### REQUIREMENT:
The records should be repeated word for word, pictures excluded.

-- START OF RECORDS TO USE --

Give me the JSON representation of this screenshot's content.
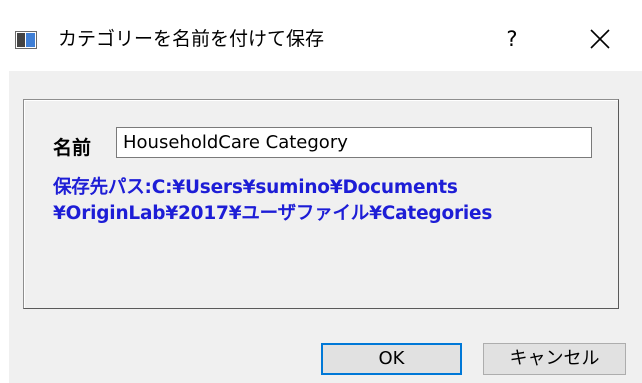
{
  "window": {
    "title": "カテゴリーを名前を付けて保存",
    "icon": "app-window-icon",
    "help_label": "?",
    "close_icon": "close-icon"
  },
  "form": {
    "name_label": "名前",
    "name_value": "HouseholdCare Category",
    "path_line1": "保存先パス:C:¥Users¥sumino¥Documents",
    "path_line2": "¥OriginLab¥2017¥ユーザファイル¥Categories"
  },
  "buttons": {
    "ok_label": "OK",
    "cancel_label": "キャンセル"
  },
  "colors": {
    "path_text": "#1d1dd6",
    "ok_border": "#0078d7",
    "dialog_bg": "#f0f0f0"
  }
}
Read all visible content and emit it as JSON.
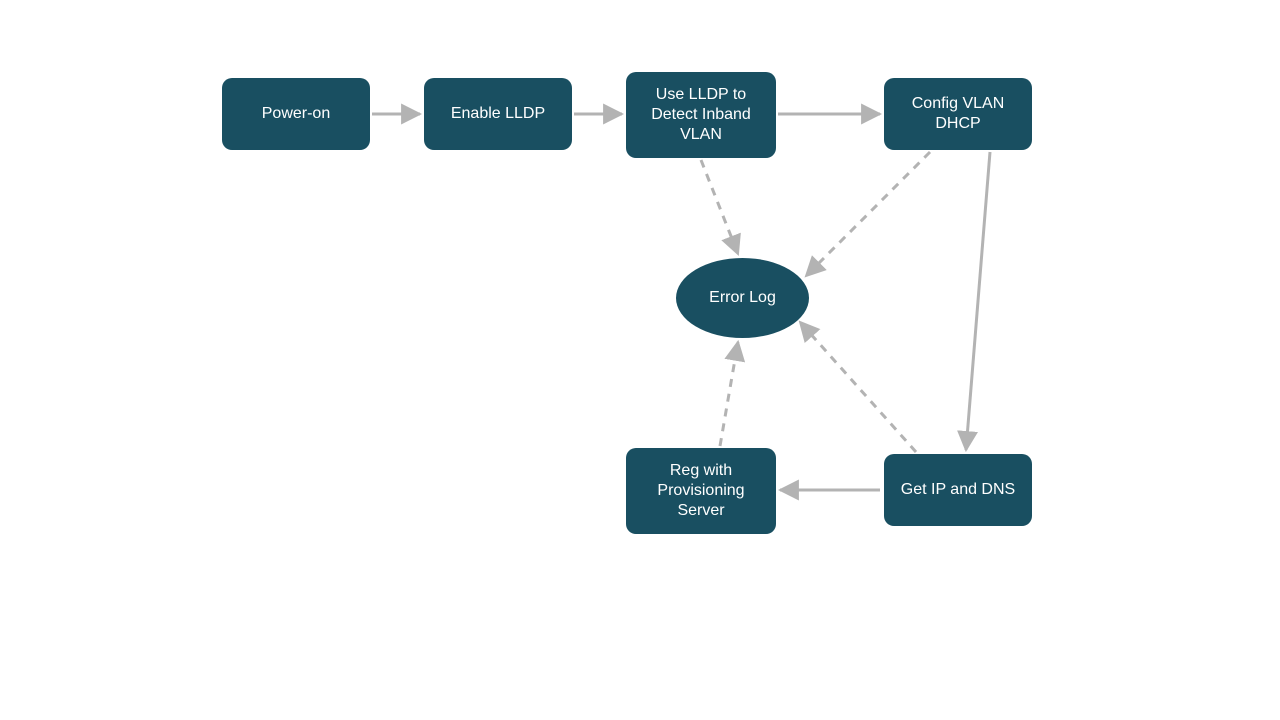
{
  "diagram": {
    "nodes": {
      "power_on": {
        "label": "Power-on"
      },
      "enable_lldp": {
        "label": "Enable LLDP"
      },
      "detect_vlan": {
        "label": "Use LLDP to Detect Inband VLAN"
      },
      "config_dhcp": {
        "label": "Config VLAN DHCP"
      },
      "error_log": {
        "label": "Error Log"
      },
      "get_ip_dns": {
        "label": "Get IP and DNS"
      },
      "reg_prov": {
        "label": "Reg with Provisioning Server"
      }
    },
    "edges": [
      {
        "from": "power_on",
        "to": "enable_lldp",
        "style": "solid"
      },
      {
        "from": "enable_lldp",
        "to": "detect_vlan",
        "style": "solid"
      },
      {
        "from": "detect_vlan",
        "to": "config_dhcp",
        "style": "solid"
      },
      {
        "from": "detect_vlan",
        "to": "error_log",
        "style": "dashed"
      },
      {
        "from": "config_dhcp",
        "to": "error_log",
        "style": "dashed"
      },
      {
        "from": "config_dhcp",
        "to": "get_ip_dns",
        "style": "solid"
      },
      {
        "from": "get_ip_dns",
        "to": "error_log",
        "style": "dashed"
      },
      {
        "from": "get_ip_dns",
        "to": "reg_prov",
        "style": "solid"
      },
      {
        "from": "reg_prov",
        "to": "error_log",
        "style": "dashed"
      }
    ],
    "colors": {
      "node_fill": "#194f61",
      "node_text": "#ffffff",
      "arrow": "#b3b3b3"
    }
  }
}
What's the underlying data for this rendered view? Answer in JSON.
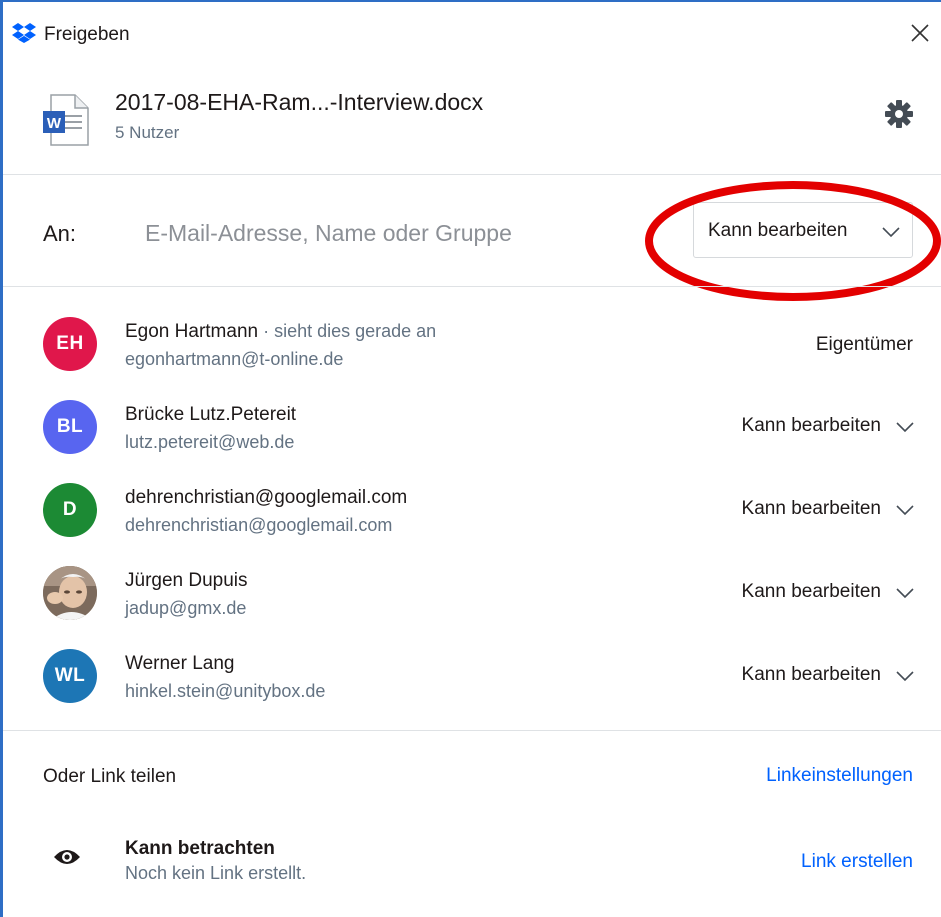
{
  "window": {
    "title": "Freigeben",
    "close_icon": "close-icon"
  },
  "file": {
    "name": "2017-08-EHA-Ram...-Interview.docx",
    "users": "5 Nutzer",
    "icon": "word-document-icon"
  },
  "share": {
    "to_label": "An:",
    "input_placeholder": "E-Mail-Adresse, Name oder Gruppe",
    "input_value": "",
    "permission": "Kann bearbeiten"
  },
  "members": [
    {
      "initials": "EH",
      "color": "#e0174b",
      "name": "Egon Hartmann",
      "status": " · sieht dies gerade an",
      "email": "egonhartmann@t-online.de",
      "role": "Eigentümer",
      "editable": false
    },
    {
      "initials": "BL",
      "color": "#5865f0",
      "name": "Brücke Lutz.Petereit",
      "status": "",
      "email": "lutz.petereit@web.de",
      "role": "Kann bearbeiten",
      "editable": true
    },
    {
      "initials": "D",
      "color": "#1c8a34",
      "name": "dehrenchristian@googlemail.com",
      "status": "",
      "email": "dehrenchristian@googlemail.com",
      "role": "Kann bearbeiten",
      "editable": true
    },
    {
      "initials": "",
      "color": "#b7a08a",
      "name": "Jürgen Dupuis",
      "status": "",
      "email": "jadup@gmx.de",
      "role": "Kann bearbeiten",
      "editable": true,
      "photo": true
    },
    {
      "initials": "WL",
      "color": "#1d76b5",
      "name": "Werner Lang",
      "status": "",
      "email": "hinkel.stein@unitybox.de",
      "role": "Kann bearbeiten",
      "editable": true
    }
  ],
  "link": {
    "heading": "Oder Link teilen",
    "settings_label": "Linkeinstellungen",
    "view_title": "Kann betrachten",
    "view_subtitle": "Noch kein Link erstellt.",
    "create_label": "Link erstellen"
  },
  "colors": {
    "accent_blue": "#0061fe",
    "annotation_red": "#e30000",
    "window_border": "#2e6ec5"
  }
}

-- END OF RECORDS TO USE --

### EXERCISE OUTPUT:
Give me the JSON representation of this screenshot's content.
{
  "window": {
    "title": "カテゴリーを名前を付けて保存",
    "icon": "app-window-icon",
    "help_label": "?",
    "close_icon": "close-icon"
  },
  "form": {
    "name_label": "名前",
    "name_value": "HouseholdCare Category",
    "path_line1": "保存先パス:C:¥Users¥sumino¥Documents",
    "path_line2": "¥OriginLab¥2017¥ユーザファイル¥Categories"
  },
  "buttons": {
    "ok_label": "OK",
    "cancel_label": "キャンセル"
  },
  "colors": {
    "path_text": "#1d1dd6",
    "ok_border": "#0078d7",
    "dialog_bg": "#f0f0f0"
  }
}
Read all visible content and emit it as JSON.
{
  "diagram": {
    "nodes": {
      "power_on": {
        "label": "Power-on"
      },
      "enable_lldp": {
        "label": "Enable LLDP"
      },
      "detect_vlan": {
        "label": "Use LLDP to Detect Inband VLAN"
      },
      "config_dhcp": {
        "label": "Config VLAN DHCP"
      },
      "error_log": {
        "label": "Error Log"
      },
      "get_ip_dns": {
        "label": "Get IP and DNS"
      },
      "reg_prov": {
        "label": "Reg with Provisioning Server"
      }
    },
    "edges": [
      {
        "from": "power_on",
        "to": "enable_lldp",
        "style": "solid"
      },
      {
        "from": "enable_lldp",
        "to": "detect_vlan",
        "style": "solid"
      },
      {
        "from": "detect_vlan",
        "to": "config_dhcp",
        "style": "solid"
      },
      {
        "from": "detect_vlan",
        "to": "error_log",
        "style": "dashed"
      },
      {
        "from": "config_dhcp",
        "to": "error_log",
        "style": "dashed"
      },
      {
        "from": "config_dhcp",
        "to": "get_ip_dns",
        "style": "solid"
      },
      {
        "from": "get_ip_dns",
        "to": "error_log",
        "style": "dashed"
      },
      {
        "from": "get_ip_dns",
        "to": "reg_prov",
        "style": "solid"
      },
      {
        "from": "reg_prov",
        "to": "error_log",
        "style": "dashed"
      }
    ],
    "colors": {
      "node_fill": "#194f61",
      "node_text": "#ffffff",
      "arrow": "#b3b3b3"
    }
  }
}
What's the underlying data for this rendered view? Answer in JSON.
{
  "window": {
    "title": "Freigeben",
    "close_icon": "close-icon"
  },
  "file": {
    "name": "2017-08-EHA-Ram...-Interview.docx",
    "users": "5 Nutzer",
    "icon": "word-document-icon"
  },
  "share": {
    "to_label": "An:",
    "input_placeholder": "E-Mail-Adresse, Name oder Gruppe",
    "input_value": "",
    "permission": "Kann bearbeiten"
  },
  "members": [
    {
      "initials": "EH",
      "color": "#e0174b",
      "name": "Egon Hartmann",
      "status": " · sieht dies gerade an",
      "email": "egonhartmann@t-online.de",
      "role": "Eigentümer",
      "editable": false
    },
    {
      "initials": "BL",
      "color": "#5865f0",
      "name": "Brücke Lutz.Petereit",
      "status": "",
      "email": "lutz.petereit@web.de",
      "role": "Kann bearbeiten",
      "editable": true
    },
    {
      "initials": "D",
      "color": "#1c8a34",
      "name": "dehrenchristian@googlemail.com",
      "status": "",
      "email": "dehrenchristian@googlemail.com",
      "role": "Kann bearbeiten",
      "editable": true
    },
    {
      "initials": "",
      "color": "#b7a08a",
      "name": "Jürgen Dupuis",
      "status": "",
      "email": "jadup@gmx.de",
      "role": "Kann bearbeiten",
      "editable": true,
      "photo": true
    },
    {
      "initials": "WL",
      "color": "#1d76b5",
      "name": "Werner Lang",
      "status": "",
      "email": "hinkel.stein@unitybox.de",
      "role": "Kann bearbeiten",
      "editable": true
    }
  ],
  "link": {
    "heading": "Oder Link teilen",
    "settings_label": "Linkeinstellungen",
    "view_title": "Kann betrachten",
    "view_subtitle": "Noch kein Link erstellt.",
    "create_label": "Link erstellen"
  },
  "colors": {
    "accent_blue": "#0061fe",
    "annotation_red": "#e30000",
    "window_border": "#2e6ec5"
  }
}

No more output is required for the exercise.